◆ **STATED GOAL**
Pull out each line of the data that includes the word "Update".
········
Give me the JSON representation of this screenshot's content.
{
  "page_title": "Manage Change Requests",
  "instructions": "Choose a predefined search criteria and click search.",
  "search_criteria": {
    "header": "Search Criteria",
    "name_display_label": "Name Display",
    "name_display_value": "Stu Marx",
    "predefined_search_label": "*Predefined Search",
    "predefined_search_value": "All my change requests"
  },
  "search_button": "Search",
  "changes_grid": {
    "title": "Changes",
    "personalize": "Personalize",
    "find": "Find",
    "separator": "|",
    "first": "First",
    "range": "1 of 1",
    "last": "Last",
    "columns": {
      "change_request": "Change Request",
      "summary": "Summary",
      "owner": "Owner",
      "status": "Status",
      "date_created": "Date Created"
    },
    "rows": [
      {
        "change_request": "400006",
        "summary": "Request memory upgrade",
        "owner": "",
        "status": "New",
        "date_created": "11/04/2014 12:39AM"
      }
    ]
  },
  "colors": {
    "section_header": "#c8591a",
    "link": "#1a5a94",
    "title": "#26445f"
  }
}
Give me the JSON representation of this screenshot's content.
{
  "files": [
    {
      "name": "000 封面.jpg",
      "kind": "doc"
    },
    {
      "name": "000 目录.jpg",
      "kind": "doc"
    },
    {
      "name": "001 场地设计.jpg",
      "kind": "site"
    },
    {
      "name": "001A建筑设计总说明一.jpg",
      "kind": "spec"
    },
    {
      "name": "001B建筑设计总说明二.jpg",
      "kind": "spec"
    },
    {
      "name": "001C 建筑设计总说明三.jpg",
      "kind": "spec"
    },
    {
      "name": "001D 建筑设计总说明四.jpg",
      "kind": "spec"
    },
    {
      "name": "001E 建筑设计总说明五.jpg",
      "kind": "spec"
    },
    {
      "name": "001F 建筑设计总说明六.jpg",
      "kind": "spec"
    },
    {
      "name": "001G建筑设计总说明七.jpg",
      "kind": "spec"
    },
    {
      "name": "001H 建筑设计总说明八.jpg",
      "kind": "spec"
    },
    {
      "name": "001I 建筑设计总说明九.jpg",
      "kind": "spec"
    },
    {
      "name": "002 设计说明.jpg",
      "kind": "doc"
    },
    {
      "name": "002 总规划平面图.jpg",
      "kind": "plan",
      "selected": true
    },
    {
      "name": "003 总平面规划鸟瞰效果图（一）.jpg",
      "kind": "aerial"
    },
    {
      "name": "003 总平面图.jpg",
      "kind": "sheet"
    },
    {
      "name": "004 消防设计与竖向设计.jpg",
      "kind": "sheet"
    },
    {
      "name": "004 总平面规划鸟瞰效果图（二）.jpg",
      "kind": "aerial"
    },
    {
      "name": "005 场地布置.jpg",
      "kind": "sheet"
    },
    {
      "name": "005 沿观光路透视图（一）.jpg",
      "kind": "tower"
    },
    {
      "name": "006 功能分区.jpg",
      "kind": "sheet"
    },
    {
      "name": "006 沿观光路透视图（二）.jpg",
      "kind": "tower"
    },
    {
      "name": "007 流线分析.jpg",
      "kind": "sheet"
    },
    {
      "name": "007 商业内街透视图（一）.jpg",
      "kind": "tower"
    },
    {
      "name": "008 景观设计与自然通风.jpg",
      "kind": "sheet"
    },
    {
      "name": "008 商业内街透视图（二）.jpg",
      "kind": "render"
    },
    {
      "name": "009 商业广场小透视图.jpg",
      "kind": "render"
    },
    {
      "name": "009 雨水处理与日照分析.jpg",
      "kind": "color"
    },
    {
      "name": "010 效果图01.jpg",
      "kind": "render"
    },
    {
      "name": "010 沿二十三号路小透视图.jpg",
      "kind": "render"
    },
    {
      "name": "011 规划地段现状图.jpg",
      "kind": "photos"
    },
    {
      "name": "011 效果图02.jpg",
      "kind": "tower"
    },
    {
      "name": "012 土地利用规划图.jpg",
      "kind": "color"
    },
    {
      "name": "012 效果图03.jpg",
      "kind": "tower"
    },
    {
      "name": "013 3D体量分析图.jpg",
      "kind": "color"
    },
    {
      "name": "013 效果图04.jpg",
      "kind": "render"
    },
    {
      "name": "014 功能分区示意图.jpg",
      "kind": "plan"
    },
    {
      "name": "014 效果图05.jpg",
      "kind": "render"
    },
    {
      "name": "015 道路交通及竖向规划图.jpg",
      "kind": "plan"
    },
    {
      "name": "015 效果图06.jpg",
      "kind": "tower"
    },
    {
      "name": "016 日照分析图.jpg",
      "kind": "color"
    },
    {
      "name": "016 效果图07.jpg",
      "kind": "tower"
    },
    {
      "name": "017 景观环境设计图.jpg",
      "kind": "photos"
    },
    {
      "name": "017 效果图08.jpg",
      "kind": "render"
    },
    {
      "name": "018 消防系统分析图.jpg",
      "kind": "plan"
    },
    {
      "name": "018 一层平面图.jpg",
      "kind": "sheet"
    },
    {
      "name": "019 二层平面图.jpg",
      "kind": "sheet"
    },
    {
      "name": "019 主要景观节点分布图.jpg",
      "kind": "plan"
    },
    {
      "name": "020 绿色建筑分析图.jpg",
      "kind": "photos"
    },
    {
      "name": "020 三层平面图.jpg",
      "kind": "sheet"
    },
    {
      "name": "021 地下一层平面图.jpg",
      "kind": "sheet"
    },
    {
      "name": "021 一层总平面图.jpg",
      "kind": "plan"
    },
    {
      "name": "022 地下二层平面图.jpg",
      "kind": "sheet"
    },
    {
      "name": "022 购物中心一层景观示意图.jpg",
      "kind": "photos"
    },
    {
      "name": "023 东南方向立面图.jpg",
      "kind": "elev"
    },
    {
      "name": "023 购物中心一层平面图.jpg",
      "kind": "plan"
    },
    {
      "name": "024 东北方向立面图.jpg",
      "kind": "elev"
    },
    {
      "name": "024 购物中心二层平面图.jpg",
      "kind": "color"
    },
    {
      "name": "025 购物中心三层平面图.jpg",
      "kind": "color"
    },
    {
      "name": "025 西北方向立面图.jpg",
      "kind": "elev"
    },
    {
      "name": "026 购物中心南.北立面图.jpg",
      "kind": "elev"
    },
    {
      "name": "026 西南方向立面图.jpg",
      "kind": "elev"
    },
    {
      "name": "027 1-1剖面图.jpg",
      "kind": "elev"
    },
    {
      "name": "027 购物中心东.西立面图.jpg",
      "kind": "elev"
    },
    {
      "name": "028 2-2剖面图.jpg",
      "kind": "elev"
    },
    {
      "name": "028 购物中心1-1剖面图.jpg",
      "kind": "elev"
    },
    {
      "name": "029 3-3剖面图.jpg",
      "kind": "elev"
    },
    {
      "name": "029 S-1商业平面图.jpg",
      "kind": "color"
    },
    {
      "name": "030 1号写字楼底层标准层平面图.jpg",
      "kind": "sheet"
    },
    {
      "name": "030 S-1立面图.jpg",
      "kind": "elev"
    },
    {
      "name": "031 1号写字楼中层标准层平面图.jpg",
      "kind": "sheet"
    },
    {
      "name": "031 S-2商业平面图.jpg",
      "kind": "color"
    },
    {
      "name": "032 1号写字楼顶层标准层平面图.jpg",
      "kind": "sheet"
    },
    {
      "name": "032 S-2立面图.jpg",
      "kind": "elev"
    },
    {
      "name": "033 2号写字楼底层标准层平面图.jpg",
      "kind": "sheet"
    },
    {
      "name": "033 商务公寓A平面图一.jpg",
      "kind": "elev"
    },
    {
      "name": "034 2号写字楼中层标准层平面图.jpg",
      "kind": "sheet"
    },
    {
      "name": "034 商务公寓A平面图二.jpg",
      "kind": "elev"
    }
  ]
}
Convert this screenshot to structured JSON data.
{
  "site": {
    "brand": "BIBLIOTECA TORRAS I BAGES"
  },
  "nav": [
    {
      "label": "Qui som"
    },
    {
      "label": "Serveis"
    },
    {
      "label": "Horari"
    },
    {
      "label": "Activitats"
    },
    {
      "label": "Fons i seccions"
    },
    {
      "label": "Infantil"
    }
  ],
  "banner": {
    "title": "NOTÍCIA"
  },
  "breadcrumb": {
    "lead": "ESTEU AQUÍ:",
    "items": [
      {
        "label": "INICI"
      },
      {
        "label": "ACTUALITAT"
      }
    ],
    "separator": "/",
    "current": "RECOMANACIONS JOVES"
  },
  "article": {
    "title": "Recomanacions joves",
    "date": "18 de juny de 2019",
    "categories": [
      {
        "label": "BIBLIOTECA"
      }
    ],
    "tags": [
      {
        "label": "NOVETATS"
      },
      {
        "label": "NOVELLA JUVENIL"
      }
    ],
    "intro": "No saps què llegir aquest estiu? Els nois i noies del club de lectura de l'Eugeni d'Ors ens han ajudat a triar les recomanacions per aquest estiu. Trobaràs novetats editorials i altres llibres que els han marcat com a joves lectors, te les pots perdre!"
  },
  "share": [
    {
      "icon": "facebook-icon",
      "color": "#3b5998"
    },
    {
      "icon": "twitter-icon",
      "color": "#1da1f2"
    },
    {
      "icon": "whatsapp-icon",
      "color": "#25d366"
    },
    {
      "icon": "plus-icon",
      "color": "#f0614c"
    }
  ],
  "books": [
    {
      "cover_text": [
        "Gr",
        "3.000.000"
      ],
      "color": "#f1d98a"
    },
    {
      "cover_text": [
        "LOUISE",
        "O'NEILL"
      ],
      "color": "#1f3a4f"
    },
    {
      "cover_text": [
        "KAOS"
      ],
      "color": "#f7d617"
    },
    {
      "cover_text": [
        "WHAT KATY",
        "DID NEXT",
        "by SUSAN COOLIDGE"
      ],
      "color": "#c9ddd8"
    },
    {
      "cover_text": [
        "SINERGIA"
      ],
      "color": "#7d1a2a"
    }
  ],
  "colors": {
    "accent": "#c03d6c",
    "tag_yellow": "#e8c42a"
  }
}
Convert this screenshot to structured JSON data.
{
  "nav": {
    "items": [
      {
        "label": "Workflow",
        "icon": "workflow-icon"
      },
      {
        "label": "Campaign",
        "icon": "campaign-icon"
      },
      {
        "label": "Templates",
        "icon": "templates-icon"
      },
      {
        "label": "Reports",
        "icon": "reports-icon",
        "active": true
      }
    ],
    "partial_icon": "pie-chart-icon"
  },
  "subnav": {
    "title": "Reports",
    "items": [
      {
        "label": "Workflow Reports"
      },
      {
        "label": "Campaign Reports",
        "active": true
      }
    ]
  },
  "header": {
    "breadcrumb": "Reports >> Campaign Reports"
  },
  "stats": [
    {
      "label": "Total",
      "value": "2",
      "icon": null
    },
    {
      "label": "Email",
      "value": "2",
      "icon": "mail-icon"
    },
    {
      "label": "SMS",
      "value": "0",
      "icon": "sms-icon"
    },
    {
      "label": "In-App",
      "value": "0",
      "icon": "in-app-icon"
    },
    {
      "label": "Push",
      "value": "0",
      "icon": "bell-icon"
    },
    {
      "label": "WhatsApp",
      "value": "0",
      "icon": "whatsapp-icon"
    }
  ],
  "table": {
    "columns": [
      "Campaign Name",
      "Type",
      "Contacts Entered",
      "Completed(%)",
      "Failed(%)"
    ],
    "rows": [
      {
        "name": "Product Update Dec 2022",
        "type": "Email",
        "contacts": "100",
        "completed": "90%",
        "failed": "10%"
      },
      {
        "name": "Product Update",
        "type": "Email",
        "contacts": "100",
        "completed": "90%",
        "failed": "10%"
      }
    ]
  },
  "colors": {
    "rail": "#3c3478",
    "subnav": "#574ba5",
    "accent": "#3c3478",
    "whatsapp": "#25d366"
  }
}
········
◆ **EXERCISE RESULT**
        "name": "Product Update Dec 2022",
        "name": "Product Update",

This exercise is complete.